----- RECORDS SUPPLIED
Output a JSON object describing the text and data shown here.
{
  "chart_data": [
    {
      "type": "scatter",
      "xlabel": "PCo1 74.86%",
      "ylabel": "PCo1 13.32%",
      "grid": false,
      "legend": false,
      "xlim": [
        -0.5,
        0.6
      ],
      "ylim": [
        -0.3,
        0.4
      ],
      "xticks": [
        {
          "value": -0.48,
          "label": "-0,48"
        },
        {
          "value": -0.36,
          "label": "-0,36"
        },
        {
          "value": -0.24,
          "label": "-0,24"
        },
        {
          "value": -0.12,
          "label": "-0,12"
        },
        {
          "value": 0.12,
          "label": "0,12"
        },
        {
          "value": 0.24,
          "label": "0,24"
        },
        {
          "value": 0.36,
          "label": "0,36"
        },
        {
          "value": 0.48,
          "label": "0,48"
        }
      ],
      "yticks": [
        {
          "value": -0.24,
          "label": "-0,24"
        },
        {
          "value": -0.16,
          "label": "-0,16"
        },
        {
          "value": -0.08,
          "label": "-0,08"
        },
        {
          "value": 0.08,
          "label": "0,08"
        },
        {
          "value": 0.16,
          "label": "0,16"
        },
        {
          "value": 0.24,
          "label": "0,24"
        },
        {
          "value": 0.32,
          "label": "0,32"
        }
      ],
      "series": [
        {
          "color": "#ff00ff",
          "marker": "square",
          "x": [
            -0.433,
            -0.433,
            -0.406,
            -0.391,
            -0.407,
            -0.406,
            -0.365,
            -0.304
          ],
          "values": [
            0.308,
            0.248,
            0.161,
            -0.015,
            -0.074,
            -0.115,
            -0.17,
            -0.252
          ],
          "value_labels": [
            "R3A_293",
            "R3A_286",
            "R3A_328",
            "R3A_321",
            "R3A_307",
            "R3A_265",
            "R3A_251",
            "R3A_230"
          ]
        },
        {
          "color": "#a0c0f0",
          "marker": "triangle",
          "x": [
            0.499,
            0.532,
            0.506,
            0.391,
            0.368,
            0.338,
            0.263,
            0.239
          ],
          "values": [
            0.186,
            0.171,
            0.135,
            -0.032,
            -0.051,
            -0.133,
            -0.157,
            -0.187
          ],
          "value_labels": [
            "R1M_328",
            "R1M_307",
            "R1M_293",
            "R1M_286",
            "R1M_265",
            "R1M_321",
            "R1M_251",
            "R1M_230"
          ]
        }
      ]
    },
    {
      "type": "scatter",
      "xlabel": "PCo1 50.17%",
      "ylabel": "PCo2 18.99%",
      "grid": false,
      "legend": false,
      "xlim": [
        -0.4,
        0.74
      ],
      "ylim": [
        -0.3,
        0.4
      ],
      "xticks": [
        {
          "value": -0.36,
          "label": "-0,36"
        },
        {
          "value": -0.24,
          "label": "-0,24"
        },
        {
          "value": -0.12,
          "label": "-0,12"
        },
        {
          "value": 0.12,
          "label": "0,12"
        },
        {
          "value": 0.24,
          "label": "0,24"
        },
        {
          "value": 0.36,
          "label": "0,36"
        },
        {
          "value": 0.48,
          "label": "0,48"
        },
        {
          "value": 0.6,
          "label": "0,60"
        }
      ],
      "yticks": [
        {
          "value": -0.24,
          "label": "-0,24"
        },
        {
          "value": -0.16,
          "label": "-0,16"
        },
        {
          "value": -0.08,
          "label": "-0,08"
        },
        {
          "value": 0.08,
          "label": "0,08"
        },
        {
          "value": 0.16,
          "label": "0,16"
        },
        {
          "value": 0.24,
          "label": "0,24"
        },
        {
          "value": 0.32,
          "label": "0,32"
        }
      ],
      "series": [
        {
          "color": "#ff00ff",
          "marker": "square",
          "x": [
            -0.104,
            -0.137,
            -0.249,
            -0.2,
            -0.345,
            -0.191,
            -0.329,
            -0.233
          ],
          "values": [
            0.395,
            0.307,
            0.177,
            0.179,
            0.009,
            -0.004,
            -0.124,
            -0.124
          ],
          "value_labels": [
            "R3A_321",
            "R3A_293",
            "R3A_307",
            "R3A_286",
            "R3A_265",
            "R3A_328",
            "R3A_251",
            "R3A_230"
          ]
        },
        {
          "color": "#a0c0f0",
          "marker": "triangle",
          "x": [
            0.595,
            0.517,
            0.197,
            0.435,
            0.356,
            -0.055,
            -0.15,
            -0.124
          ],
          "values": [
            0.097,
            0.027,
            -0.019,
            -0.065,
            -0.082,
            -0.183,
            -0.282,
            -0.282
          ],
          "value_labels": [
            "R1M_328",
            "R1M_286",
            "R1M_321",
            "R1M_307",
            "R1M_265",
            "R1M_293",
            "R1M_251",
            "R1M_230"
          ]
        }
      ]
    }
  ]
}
----------
▸ PROBLEM STATEMENT: All of the data needs to be printed once more, exactly.

▸ COMPLETE RESPONSE:
Output a JSON object describing the text and data shown here.
{
  "chart_data": [
    {
      "type": "scatter",
      "xlabel": "PCo1 74.86%",
      "ylabel": "PCo1 13.32%",
      "grid": false,
      "legend": false,
      "xlim": [
        -0.5,
        0.6
      ],
      "ylim": [
        -0.3,
        0.4
      ],
      "xticks": [
        {
          "value": -0.48,
          "label": "-0,48"
        },
        {
          "value": -0.36,
          "label": "-0,36"
        },
        {
          "value": -0.24,
          "label": "-0,24"
        },
        {
          "value": -0.12,
          "label": "-0,12"
        },
        {
          "value": 0.12,
          "label": "0,12"
        },
        {
          "value": 0.24,
          "label": "0,24"
        },
        {
          "value": 0.36,
          "label": "0,36"
        },
        {
          "value": 0.48,
          "label": "0,48"
        }
      ],
      "yticks": [
        {
          "value": -0.24,
          "label": "-0,24"
        },
        {
          "value": -0.16,
          "label": "-0,16"
        },
        {
          "value": -0.08,
          "label": "-0,08"
        },
        {
          "value": 0.08,
          "label": "0,08"
        },
        {
          "value": 0.16,
          "label": "0,16"
        },
        {
          "value": 0.24,
          "label": "0,24"
        },
        {
          "value": 0.32,
          "label": "0,32"
        }
      ],
      "series": [
        {
          "color": "#ff00ff",
          "marker": "square",
          "x": [
            -0.433,
            -0.433,
            -0.406,
            -0.391,
            -0.407,
            -0.406,
            -0.365,
            -0.304
          ],
          "values": [
            0.308,
            0.248,
            0.161,
            -0.015,
            -0.074,
            -0.115,
            -0.17,
            -0.252
          ],
          "value_labels": [
            "R3A_293",
            "R3A_286",
            "R3A_328",
            "R3A_321",
            "R3A_307",
            "R3A_265",
            "R3A_251",
            "R3A_230"
          ]
        },
        {
          "color": "#a0c0f0",
          "marker": "triangle",
          "x": [
            0.499,
            0.532,
            0.506,
            0.391,
            0.368,
            0.338,
            0.263,
            0.239
          ],
          "values": [
            0.186,
            0.171,
            0.135,
            -0.032,
            -0.051,
            -0.133,
            -0.157,
            -0.187
          ],
          "value_labels": [
            "R1M_328",
            "R1M_307",
            "R1M_293",
            "R1M_286",
            "R1M_265",
            "R1M_321",
            "R1M_251",
            "R1M_230"
          ]
        }
      ]
    },
    {
      "type": "scatter",
      "xlabel": "PCo1 50.17%",
      "ylabel": "PCo2 18.99%",
      "grid": false,
      "legend": false,
      "xlim": [
        -0.4,
        0.74
      ],
      "ylim": [
        -0.3,
        0.4
      ],
      "xticks": [
        {
          "value": -0.36,
          "label": "-0,36"
        },
        {
          "value": -0.24,
          "label": "-0,24"
        },
        {
          "value": -0.12,
          "label": "-0,12"
        },
        {
          "value": 0.12,
          "label": "0,12"
        },
        {
          "value": 0.24,
          "label": "0,24"
        },
        {
          "value": 0.36,
          "label": "0,36"
        },
        {
          "value": 0.48,
          "label": "0,48"
        },
        {
          "value": 0.6,
          "label": "0,60"
        }
      ],
      "yticks": [
        {
          "value": -0.24,
          "label": "-0,24"
        },
        {
          "value": -0.16,
          "label": "-0,16"
        },
        {
          "value": -0.08,
          "label": "-0,08"
        },
        {
          "value": 0.08,
          "label": "0,08"
        },
        {
          "value": 0.16,
          "label": "0,16"
        },
        {
          "value": 0.24,
          "label": "0,24"
        },
        {
          "value": 0.32,
          "label": "0,32"
        }
      ],
      "series": [
        {
          "color": "#ff00ff",
          "marker": "square",
          "x": [
            -0.104,
            -0.137,
            -0.249,
            -0.2,
            -0.345,
            -0.191,
            -0.329,
            -0.233
          ],
          "values": [
            0.395,
            0.307,
            0.177,
            0.179,
            0.009,
            -0.004,
            -0.124,
            -0.124
          ],
          "value_labels": [
            "R3A_321",
            "R3A_293",
            "R3A_307",
            "R3A_286",
            "R3A_265",
            "R3A_328",
            "R3A_251",
            "R3A_230"
          ]
        },
        {
          "color": "#a0c0f0",
          "marker": "triangle",
          "x": [
            0.595,
            0.517,
            0.197,
            0.435,
            0.356,
            -0.055,
            -0.15,
            -0.124
          ],
          "values": [
            0.097,
            0.027,
            -0.019,
            -0.065,
            -0.082,
            -0.183,
            -0.282,
            -0.282
          ],
          "value_labels": [
            "R1M_328",
            "R1M_286",
            "R1M_321",
            "R1M_307",
            "R1M_265",
            "R1M_293",
            "R1M_251",
            "R1M_230"
          ]
        }
      ]
    }
  ]
}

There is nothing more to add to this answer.